▶ [WRITTEN TASK]
From the entries below, copy every line that holds the word "French".

-- START OF EXTRACTED DATA --

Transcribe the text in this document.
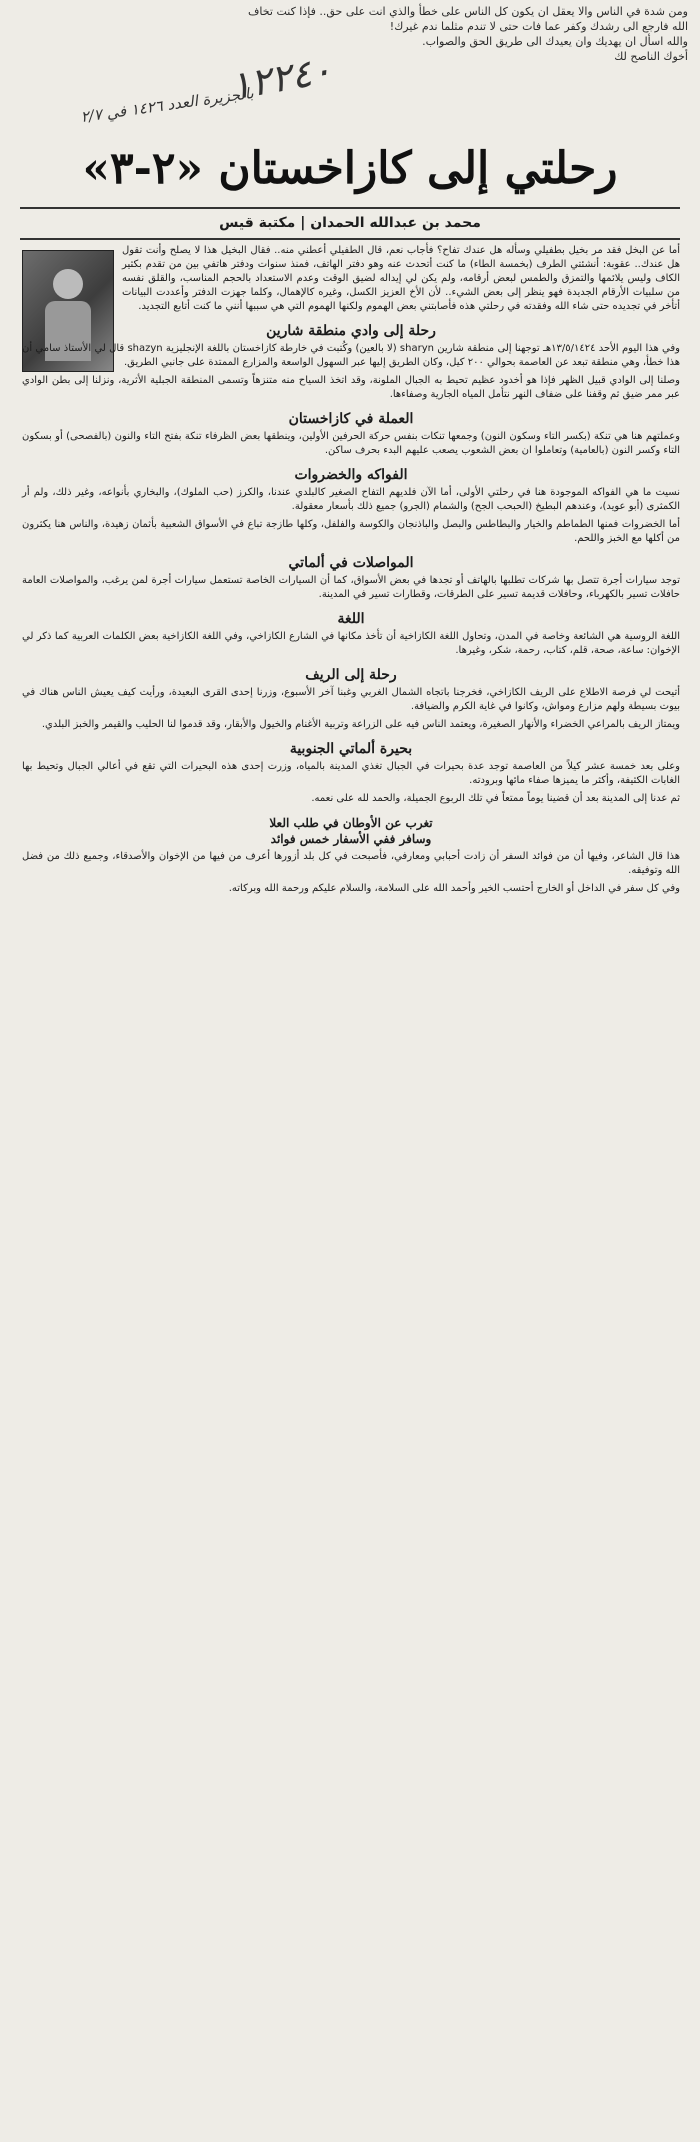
ومن شدة في الناس والا يعقل ان يكون كل الناس على خطأ والذي انت على حق.. فإذا كنت تخاف

الله فارجع الى رشدك وكفر عما فات حتى لا تندم مثلما ندم غيرك!

والله اسأل ان يهديك وان يعيدك الى طريق الحق والصواب.

أخوك الناصح لك

١٢٢٤٠
بالجزيرة العدد ١٤٢٦ في ٢/٧
رحلتي إلى كازاخستان «٢-٣»
محمد بن عبدالله الحمدان | مكتبة قيس

أما عن البخل فقد مر بخيل بطفيلي وسأله هل عندك تفاح؟ فأجاب نعم، قال الطفيلي أعطني منه.. فقال البخيل هذا لا يصلح وأنت تقول هل عندك.. عقوبة: أنشئتي الطرف (بخمسة الطاء) ما كنت أتحدث عنه وهو دفتر الهاتف، فمنذ سنوات ودفتر هاتفي بين من تقدم بكثير الكاف وليس يلائمها والتمزق والطمس لبعض أرقامه، ولم يكن لي إيداله لضيق الوقت وعدم الاستعداد بالحجم المناسب، والقلق نفسه من سلبيات الأرقام الجديدة فهو ينظر إلى بعض الشيء.. لأن الأخ العزيز الكسل، وغيره كالإهمال، وكلما جهزت الدفتر وأعددت البيانات أتأخر في تجديده حتى شاء الله وفقدته في رحلتي هذه فأصابتني بعض الهموم ولكنها الهموم التي هي سببها أنني ما كنت أتابع التجديد.

رحلة إلى وادي منطقة شارين

وفي هذا اليوم الأحد ١٣/٥/١٤٢٤هـ توجهنا إلى منطقة شارين sharyn (لا بالعين) وكُتبت في خارطة كازاخستان باللغة الإنجليزية shazyn قال لي الأستاذ سامي أن هذا خطأ، وهي منطقة تبعد عن العاصمة بحوالي ٢٠٠ كيل، وكان الطريق إليها عبر السهول الواسعة والمزارع الممتدة على جانبي الطريق.

وصلنا إلى الوادي قبيل الظهر فإذا هو أخدود عظيم تحيط به الجبال الملونة، وقد اتخذ السياح منه متنزهاً وتسمى المنطقة الجبلية الأثرية، ونزلنا إلى بطن الوادي عبر ممر ضيق ثم وقفنا على ضفاف النهر نتأمل المياه الجارية وصفاءها.

العملة في كازاخستان

وعملتهم هنا هي تنكة (بكسر التاء وسكون النون) وجمعها تنكات بنفس حركة الحرفين الأولين، وينطقها بعض الظرفاء تنكة بفتح التاء والنون (بالفصحى) أو بسكون التاء وكسر النون (بالعامية) وتعاملوا ان بعض الشعوب يصعب عليهم البدء بحرف ساكن.

الفواكه والخضروات

نسيت ما هي الفواكه الموجودة هنا في رحلتي الأولى، أما الآن فلديهم التفاح الصغير كالبلدي عندنا، والكرز (حب الملوك)، والبخاري بأنواعه، وغير ذلك، ولم أر الكمثرى (أبو عويد)، وعندهم البطيخ (الحبحب الجح) والشمام (الجرو) جميع ذلك بأسعار معقولة.

أما الخضروات فمنها الطماطم والخيار والبطاطس والبصل والباذنجان والكوسة والفلفل، وكلها طازجة تباع في الأسواق الشعبية بأثمان زهيدة، والناس هنا يكثرون من أكلها مع الخبز واللحم.

المواصلات في ألماتي

توجد سيارات أجرة تتصل بها شركات تطلبها بالهاتف أو تجدها في بعض الأسواق، كما أن السيارات الخاصة تستعمل سيارات أجرة لمن يرغب، والمواصلات العامة حافلات تسير بالكهرباء، وحافلات قديمة تسير على الطرقات، وقطارات تسير في المدينة.

اللغة

اللغة الروسية هي الشائعة وخاصة في المدن، وتحاول اللغة الكازاخية أن تأخذ مكانها في الشارع الكازاخي، وفي اللغة الكازاخية بعض الكلمات العربية كما ذكر لي الإخوان: ساعة، صحة، قلم، كتاب، رحمة، شكر، وغيرها.

رحلة إلى الريف

أتيحت لي فرصة الاطلاع على الريف الكازاخي، فخرجنا باتجاه الشمال الغربي وغبنا آخر الأسبوع، وزرنا إحدى القرى البعيدة، ورأيت كيف يعيش الناس هناك في بيوت بسيطة ولهم مزارع ومواش، وكانوا في غاية الكرم والضيافة.

ويمتاز الريف بالمراعي الخضراء والأنهار الصغيرة، ويعتمد الناس فيه على الزراعة وتربية الأغنام والخيول والأبقار، وقد قدموا لنا الحليب والقيمر والخبز البلدي.

بحيرة ألماتي الجنوبية

وعلى بعد خمسة عشر كيلاً من العاصمة توجد عدة بحيرات في الجبال تغذي المدينة بالمياه، وزرت إحدى هذه البحيرات التي تقع في أعالي الجبال وتحيط بها الغابات الكثيفة، وأكثر ما يميزها صفاء مائها وبرودته.

ثم عدنا إلى المدينة بعد أن قضينا يوماً ممتعاً في تلك الربوع الجميلة، والحمد لله على نعمه.

تغرب عن الأوطان في طلب العلا
وسافر ففي الأسفار خمس فوائد

هذا قال الشاعر، وفيها أن من فوائد السفر أن زادت أحبابي ومعارفي، فأصبحت في كل بلد أزورها أعرف من فيها من الإخوان والأصدقاء، وجميع ذلك من فضل الله وتوفيقه.

وفي كل سفر في الداخل أو الخارج أحتسب الخير وأحمد الله على السلامة، والسلام عليكم ورحمة الله وبركاته.
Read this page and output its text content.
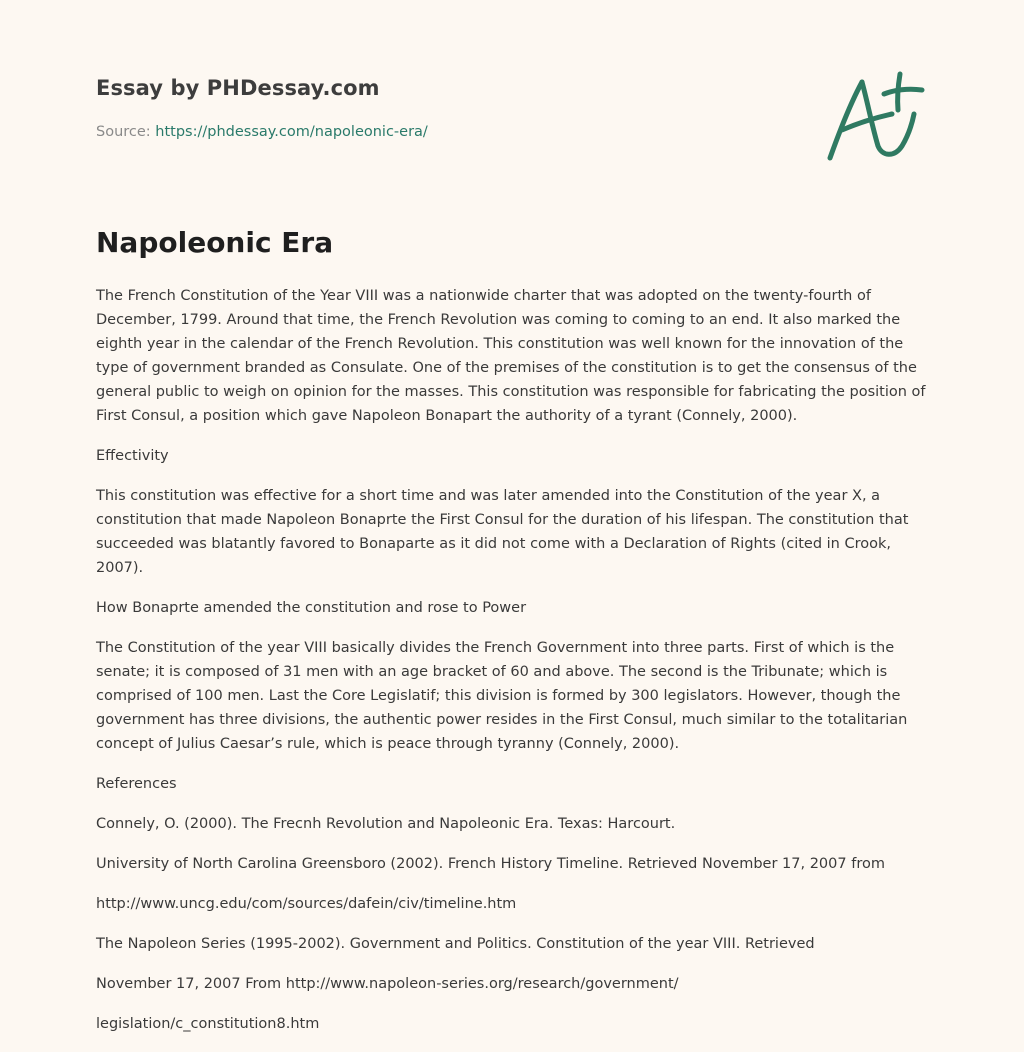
Essay by PHDessay.com
Source: https://phdessay.com/napoleonic-era/
Napoleonic Era

The French Constitution of the Year VIII was a nationwide charter that was adopted on the twenty-fourth of December, 1799. Around that time, the French Revolution was coming to coming to an end. It also marked the eighth year in the calendar of the French Revolution. This constitution was well known for the innovation of the type of government branded as Consulate. One of the premises of the constitution is to get the consensus of the general public to weigh on opinion for the masses. This constitution was responsible for fabricating the position of First Consul, a position which gave Napoleon Bonapart the authority of a tyrant (Connely, 2000).

Effectivity

This constitution was effective for a short time and was later amended into the Constitution of the year X, a constitution that made Napoleon Bonaprte the First Consul for the duration of his lifespan. The constitution that succeeded was blatantly favored to Bonaparte as it did not come with a Declaration of Rights (cited in Crook, 2007).

How Bonaprte amended the constitution and rose to Power

The Constitution of the year VIII basically divides the French Government into three parts. First of which is the senate; it is composed of 31 men with an age bracket of 60 and above. The second is the Tribunate; which is comprised of 100 men. Last the Core Legislatif; this division is formed by 300 legislators. However, though the government has three divisions, the authentic power resides in the First Consul, much similar to the totalitarian concept of Julius Caesar’s rule, which is peace through tyranny (Connely, 2000).

References

Connely, O. (2000). The Frecnh Revolution and Napoleonic Era. Texas: Harcourt.

University of North Carolina Greensboro (2002). French History Timeline. Retrieved November 17, 2007 from

http://www.uncg.edu/com/sources/dafein/civ/timeline.htm

The Napoleon Series (1995-2002). Government and Politics. Constitution of the year VIII. Retrieved

November 17, 2007 From http://www.napoleon-series.org/research/government/

legislation/c_constitution8.htm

-- END OF EXTRACTED DATA --

▶ [OUTPUT FOR THIS EXERCISE]
The French Constitution of the Year VIII was a nationwide charter that was adopted on the twenty-fourth of December, 1799. Around that time, the French Revolution was coming to coming to an end. It also marked the eighth year in the calendar of the French Revolution. This constitution was well known for the innovation of the type of government branded as Consulate. One of the premises of the constitution is to get the consensus of the general public to weigh on opinion for the masses. This constitution was responsible for fabricating the position of First Consul, a position which gave Napoleon Bonapart the authority of a tyrant (Connely, 2000).
The Constitution of the year VIII basically divides the French Government into three parts. First of which is the senate; it is composed of 31 men with an age bracket of 60 and above. The second is the Tribunate; which is comprised of 100 men. Last the Core Legislatif; this division is formed by 300 legislators. However, though the government has three divisions, the authentic power resides in the First Consul, much similar to the totalitarian concept of Julius Caesar’s rule, which is peace through tyranny (Connely, 2000).
University of North Carolina Greensboro (2002). French History Timeline. Retrieved November 17, 2007 from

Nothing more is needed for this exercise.